◆ **SHORT EXERCISE**: Check every line below for the word "xlabel" and copy the ones that have it.

◆ **RECORDS PROVIDED**:
■ ■ ■ ■ ■

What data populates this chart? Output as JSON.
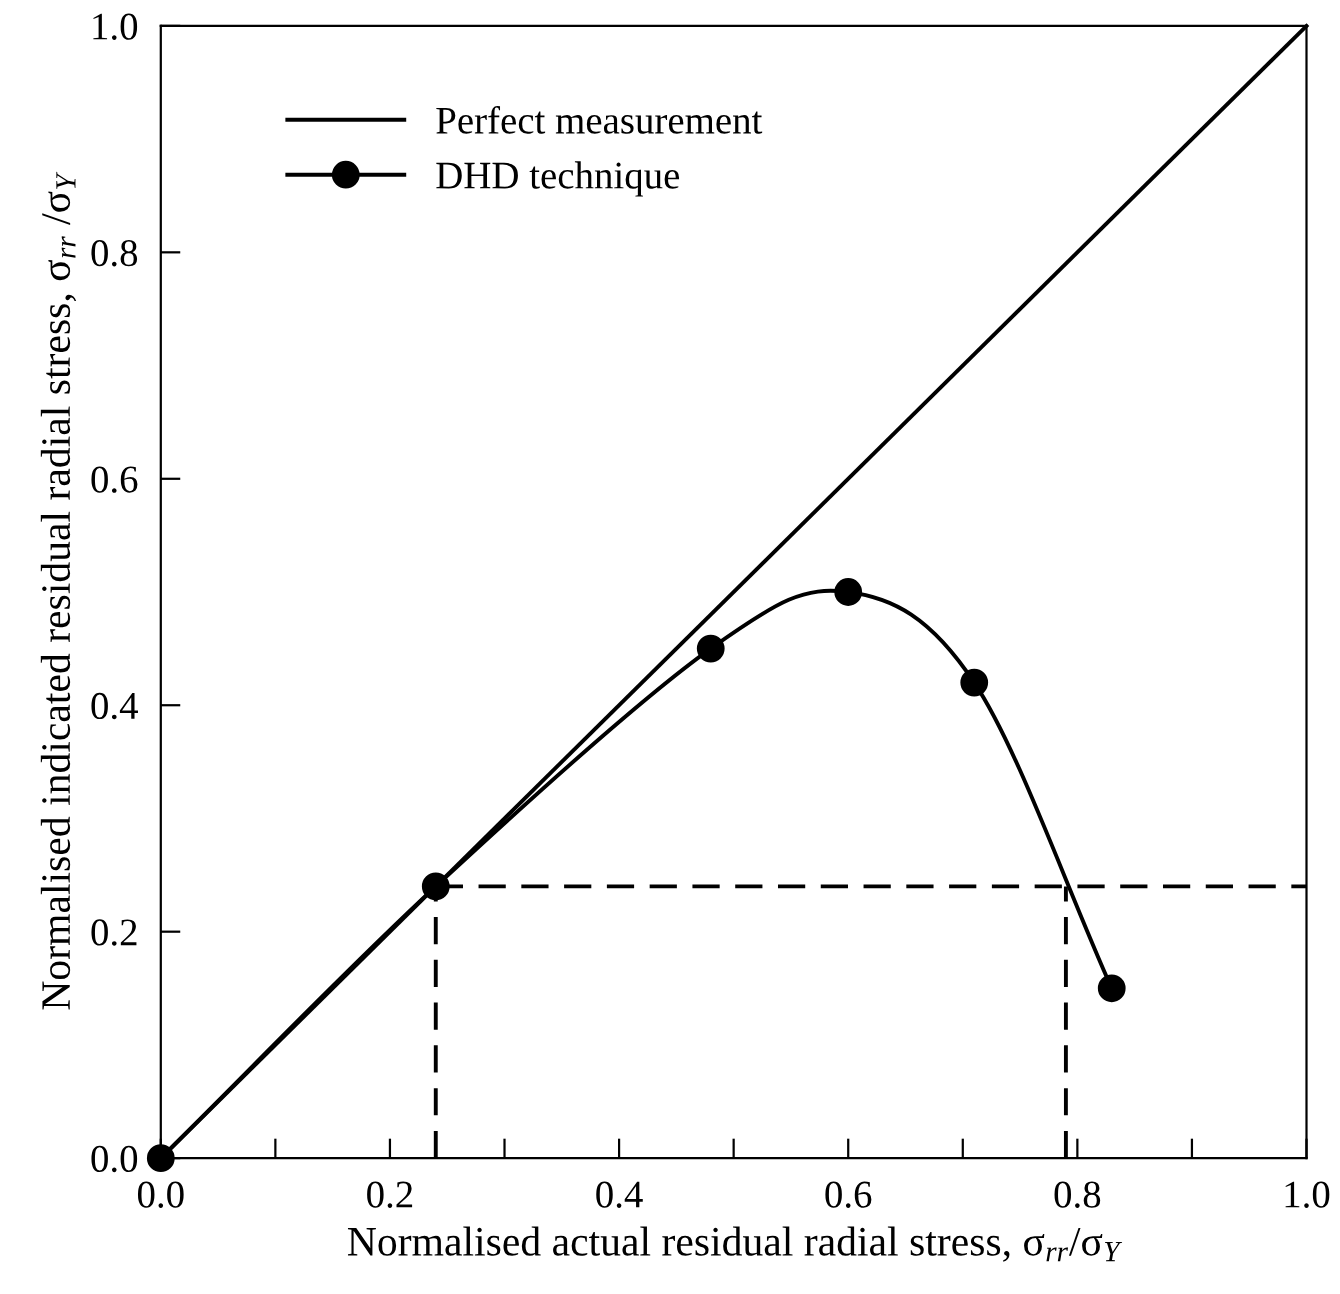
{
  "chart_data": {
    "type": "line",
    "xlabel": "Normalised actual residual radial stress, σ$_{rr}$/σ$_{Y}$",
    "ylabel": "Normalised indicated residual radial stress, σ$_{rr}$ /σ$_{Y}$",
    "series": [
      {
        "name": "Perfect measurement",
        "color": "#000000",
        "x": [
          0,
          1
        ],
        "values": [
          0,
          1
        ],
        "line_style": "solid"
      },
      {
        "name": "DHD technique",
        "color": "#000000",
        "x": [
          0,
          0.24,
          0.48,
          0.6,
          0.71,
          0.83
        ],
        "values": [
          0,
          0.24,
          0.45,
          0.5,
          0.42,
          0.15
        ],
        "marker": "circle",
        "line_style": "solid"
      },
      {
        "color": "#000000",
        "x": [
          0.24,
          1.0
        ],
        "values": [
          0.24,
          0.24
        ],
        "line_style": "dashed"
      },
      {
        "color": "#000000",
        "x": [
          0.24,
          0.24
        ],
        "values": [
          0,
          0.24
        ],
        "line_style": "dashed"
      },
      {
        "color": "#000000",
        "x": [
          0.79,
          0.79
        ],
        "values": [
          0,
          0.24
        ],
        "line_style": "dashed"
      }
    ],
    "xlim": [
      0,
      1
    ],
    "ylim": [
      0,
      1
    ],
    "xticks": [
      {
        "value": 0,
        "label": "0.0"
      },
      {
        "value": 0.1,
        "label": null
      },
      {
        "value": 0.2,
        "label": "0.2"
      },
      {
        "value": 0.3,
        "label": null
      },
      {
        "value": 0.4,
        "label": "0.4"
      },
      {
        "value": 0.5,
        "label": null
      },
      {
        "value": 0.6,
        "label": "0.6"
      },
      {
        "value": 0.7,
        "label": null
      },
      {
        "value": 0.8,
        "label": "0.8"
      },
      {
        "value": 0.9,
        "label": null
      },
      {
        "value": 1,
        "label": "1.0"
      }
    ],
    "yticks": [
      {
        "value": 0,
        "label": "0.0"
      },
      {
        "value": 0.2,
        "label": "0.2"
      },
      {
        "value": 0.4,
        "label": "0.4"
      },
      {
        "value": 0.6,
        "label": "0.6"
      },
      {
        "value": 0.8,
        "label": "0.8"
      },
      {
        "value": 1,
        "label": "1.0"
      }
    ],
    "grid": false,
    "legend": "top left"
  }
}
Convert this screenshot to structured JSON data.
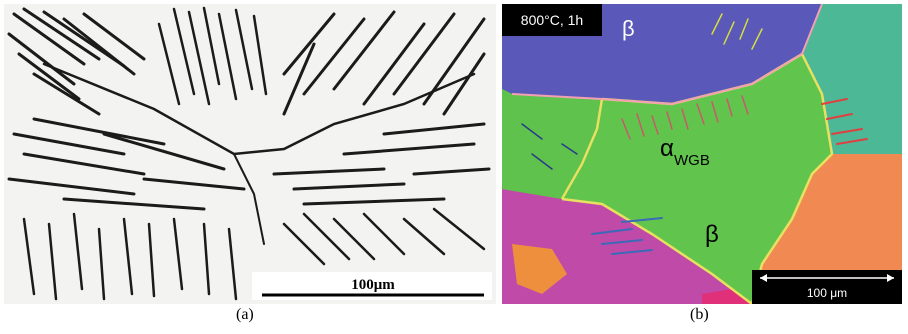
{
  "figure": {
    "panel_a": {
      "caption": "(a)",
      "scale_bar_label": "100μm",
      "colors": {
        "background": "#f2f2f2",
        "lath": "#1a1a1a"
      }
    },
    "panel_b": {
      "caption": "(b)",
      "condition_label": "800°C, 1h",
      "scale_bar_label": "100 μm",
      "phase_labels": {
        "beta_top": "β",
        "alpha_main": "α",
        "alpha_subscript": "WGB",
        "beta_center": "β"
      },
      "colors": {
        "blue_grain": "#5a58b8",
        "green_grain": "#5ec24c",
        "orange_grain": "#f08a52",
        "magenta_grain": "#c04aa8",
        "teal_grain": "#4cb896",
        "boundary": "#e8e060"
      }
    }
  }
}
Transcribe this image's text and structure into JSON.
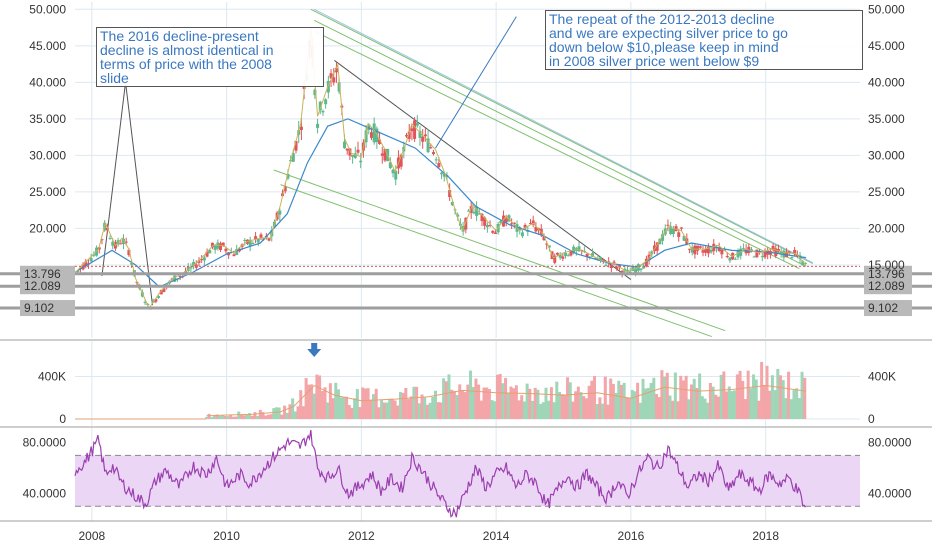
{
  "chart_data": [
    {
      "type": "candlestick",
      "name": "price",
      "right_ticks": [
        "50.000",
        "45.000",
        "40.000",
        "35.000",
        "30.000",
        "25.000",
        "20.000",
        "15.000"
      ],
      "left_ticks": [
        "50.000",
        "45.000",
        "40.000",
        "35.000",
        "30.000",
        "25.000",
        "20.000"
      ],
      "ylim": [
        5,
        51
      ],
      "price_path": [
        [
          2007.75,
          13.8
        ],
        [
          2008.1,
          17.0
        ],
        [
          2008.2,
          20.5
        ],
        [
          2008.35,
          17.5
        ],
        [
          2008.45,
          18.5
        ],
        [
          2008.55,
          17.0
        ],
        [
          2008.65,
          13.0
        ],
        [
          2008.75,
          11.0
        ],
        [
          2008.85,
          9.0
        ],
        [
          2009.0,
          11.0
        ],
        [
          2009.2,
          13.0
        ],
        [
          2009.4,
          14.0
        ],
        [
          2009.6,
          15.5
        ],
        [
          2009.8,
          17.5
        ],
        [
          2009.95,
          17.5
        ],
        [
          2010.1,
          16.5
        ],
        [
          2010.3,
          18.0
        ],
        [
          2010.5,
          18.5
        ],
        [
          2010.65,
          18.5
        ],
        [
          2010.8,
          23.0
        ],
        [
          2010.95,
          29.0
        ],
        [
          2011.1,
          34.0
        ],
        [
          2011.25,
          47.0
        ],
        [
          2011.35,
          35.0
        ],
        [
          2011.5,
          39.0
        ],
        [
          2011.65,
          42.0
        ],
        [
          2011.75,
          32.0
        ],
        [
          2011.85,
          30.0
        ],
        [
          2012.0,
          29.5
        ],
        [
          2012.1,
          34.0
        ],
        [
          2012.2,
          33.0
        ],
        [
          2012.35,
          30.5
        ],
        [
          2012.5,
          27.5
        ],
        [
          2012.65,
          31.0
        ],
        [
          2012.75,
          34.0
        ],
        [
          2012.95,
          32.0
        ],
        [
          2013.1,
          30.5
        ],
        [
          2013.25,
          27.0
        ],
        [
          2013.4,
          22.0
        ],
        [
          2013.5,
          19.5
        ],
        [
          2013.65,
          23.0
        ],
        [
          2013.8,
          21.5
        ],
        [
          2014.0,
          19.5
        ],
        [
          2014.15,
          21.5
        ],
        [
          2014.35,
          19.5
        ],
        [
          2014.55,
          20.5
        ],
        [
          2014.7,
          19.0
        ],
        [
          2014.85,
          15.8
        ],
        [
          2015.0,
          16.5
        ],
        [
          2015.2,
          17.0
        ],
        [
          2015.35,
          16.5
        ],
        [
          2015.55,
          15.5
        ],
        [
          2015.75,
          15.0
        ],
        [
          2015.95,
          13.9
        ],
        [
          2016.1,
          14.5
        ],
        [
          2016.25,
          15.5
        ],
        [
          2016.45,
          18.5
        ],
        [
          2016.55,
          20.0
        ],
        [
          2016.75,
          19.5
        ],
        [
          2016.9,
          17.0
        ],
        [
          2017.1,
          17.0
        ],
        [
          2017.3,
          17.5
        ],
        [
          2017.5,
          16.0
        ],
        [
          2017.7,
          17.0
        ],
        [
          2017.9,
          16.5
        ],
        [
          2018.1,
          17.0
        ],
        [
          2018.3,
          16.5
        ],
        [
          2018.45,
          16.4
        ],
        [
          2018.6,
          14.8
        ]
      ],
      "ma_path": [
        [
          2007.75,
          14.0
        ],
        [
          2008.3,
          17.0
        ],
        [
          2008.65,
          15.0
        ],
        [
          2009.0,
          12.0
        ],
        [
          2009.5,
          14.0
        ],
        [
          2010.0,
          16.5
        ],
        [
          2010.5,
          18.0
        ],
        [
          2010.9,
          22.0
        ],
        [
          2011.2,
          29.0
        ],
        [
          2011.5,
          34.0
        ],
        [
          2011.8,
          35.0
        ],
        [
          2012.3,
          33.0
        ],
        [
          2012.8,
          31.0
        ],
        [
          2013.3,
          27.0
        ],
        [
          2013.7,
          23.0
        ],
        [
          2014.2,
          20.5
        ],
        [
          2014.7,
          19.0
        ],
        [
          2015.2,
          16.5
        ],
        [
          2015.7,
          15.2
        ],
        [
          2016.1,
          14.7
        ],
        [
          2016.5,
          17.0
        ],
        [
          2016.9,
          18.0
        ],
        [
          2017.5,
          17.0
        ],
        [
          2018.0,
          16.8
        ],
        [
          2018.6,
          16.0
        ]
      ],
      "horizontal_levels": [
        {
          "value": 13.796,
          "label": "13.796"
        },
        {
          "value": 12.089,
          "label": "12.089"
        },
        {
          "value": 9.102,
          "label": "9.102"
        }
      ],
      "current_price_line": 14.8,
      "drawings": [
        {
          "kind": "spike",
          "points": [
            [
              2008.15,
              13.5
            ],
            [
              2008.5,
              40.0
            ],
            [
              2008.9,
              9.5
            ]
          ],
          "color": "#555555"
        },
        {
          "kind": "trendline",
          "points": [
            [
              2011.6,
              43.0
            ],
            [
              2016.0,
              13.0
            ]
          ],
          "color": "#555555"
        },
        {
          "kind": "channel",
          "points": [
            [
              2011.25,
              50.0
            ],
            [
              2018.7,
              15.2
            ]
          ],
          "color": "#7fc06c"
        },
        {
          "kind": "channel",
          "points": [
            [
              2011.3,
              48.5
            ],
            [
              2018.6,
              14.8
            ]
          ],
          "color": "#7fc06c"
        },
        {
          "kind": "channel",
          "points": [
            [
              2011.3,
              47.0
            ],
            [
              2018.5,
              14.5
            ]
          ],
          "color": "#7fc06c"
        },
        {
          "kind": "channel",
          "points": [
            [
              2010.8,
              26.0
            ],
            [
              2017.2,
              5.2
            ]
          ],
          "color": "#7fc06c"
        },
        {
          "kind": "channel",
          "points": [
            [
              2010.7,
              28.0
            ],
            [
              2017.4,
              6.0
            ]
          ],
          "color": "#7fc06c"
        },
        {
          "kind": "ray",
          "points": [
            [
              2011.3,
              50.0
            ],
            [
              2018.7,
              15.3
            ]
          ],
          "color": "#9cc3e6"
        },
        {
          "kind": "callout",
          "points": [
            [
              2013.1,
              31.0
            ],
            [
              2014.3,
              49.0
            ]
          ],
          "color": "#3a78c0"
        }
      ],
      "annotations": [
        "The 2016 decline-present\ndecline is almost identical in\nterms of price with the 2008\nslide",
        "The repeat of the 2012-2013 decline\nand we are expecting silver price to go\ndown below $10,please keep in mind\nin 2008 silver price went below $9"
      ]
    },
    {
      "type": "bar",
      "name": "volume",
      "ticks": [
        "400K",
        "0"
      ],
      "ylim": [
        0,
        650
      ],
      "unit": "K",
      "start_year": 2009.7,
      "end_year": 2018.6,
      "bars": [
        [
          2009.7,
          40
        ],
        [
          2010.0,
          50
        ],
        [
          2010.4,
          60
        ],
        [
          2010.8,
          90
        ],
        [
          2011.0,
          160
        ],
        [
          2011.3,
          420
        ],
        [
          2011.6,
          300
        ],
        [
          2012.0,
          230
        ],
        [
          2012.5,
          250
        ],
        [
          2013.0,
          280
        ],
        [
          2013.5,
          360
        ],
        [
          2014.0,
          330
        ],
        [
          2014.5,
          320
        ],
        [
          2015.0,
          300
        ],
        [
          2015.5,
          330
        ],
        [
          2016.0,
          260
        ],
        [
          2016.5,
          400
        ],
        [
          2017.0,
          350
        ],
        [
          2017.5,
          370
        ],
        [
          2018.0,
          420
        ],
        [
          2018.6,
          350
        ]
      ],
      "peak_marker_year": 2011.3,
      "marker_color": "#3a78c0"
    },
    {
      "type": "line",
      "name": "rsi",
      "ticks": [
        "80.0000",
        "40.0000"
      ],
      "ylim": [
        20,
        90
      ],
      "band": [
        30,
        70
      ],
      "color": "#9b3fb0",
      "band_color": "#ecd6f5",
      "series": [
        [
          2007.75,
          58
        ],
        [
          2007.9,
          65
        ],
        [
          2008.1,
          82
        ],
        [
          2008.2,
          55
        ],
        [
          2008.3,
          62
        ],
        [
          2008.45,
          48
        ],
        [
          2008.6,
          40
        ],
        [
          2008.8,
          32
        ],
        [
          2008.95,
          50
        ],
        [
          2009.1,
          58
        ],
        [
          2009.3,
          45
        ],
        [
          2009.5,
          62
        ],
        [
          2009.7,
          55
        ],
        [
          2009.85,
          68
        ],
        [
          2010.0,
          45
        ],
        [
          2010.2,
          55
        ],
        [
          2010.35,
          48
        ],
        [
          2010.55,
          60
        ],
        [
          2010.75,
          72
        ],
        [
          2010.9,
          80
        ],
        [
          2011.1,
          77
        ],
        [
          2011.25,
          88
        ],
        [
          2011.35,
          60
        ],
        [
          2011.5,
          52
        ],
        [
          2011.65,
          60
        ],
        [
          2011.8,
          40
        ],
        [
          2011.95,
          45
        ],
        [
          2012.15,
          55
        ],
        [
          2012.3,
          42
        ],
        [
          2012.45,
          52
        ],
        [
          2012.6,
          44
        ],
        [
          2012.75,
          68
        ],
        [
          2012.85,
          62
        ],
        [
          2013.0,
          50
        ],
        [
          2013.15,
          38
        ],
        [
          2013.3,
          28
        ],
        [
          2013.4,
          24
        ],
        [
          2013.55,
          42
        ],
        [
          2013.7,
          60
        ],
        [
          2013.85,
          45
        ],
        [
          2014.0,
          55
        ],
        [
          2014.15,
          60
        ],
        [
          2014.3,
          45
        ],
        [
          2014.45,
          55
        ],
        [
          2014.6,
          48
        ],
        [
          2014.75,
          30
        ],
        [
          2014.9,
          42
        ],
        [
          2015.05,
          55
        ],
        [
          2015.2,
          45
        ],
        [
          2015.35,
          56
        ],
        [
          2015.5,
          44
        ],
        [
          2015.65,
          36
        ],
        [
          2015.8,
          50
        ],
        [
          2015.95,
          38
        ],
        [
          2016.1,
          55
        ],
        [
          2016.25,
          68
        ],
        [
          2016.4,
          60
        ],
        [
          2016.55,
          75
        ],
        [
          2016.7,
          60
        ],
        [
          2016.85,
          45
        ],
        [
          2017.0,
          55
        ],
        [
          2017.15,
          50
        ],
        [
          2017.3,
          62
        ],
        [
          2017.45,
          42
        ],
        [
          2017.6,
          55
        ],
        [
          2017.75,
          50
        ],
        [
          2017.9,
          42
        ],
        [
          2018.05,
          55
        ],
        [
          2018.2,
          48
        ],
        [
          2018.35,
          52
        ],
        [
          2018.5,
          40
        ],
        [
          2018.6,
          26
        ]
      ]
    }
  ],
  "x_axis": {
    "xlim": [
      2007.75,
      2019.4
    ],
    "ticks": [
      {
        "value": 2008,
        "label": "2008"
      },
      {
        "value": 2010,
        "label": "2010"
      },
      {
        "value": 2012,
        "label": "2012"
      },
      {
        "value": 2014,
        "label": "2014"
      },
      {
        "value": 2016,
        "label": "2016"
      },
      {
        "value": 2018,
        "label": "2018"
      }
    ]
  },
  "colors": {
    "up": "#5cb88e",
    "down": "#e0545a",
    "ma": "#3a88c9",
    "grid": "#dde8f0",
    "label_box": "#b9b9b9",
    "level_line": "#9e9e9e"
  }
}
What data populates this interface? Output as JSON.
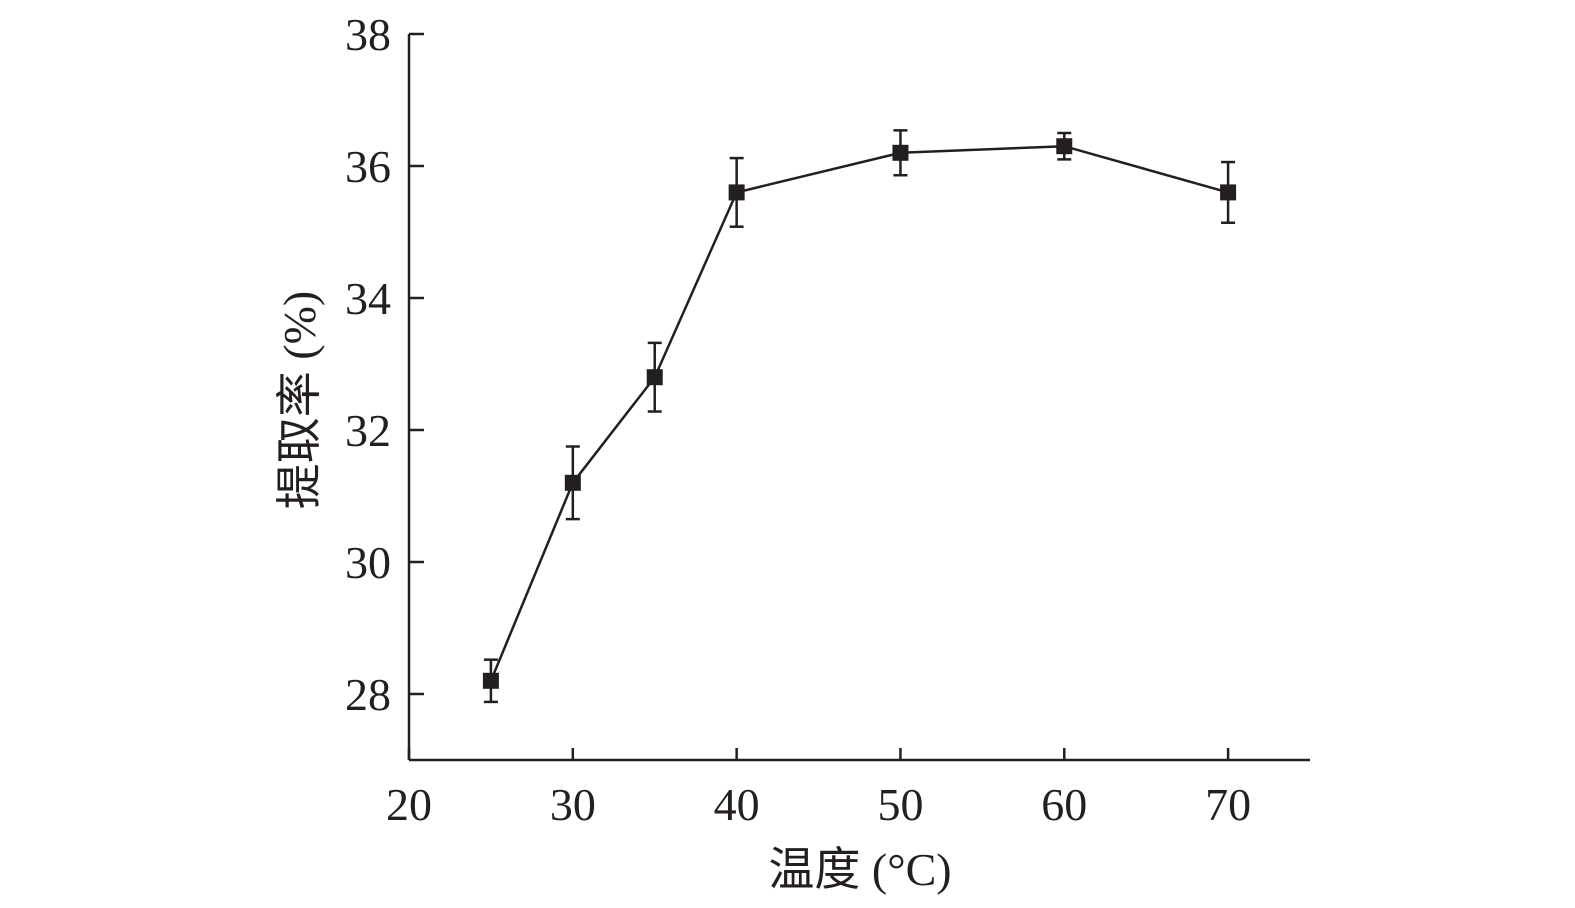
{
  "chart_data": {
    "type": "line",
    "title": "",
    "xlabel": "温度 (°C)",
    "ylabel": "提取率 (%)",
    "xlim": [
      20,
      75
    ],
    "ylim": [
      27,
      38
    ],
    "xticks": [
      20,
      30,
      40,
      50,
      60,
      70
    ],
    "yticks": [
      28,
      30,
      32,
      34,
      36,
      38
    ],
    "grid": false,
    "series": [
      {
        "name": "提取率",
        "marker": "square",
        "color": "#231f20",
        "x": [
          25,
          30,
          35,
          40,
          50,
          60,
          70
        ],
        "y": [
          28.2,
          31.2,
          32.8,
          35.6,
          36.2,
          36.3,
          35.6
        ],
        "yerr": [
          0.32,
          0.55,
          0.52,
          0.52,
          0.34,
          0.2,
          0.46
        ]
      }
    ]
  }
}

■ ■ ■ ■ ■

◆ **THE RESULT**:
    "xlabel": "Normalised actual residual radial stress, σ$_{rr}$/σ$_{Y}$",
    "xlabel": "温度 (°C)",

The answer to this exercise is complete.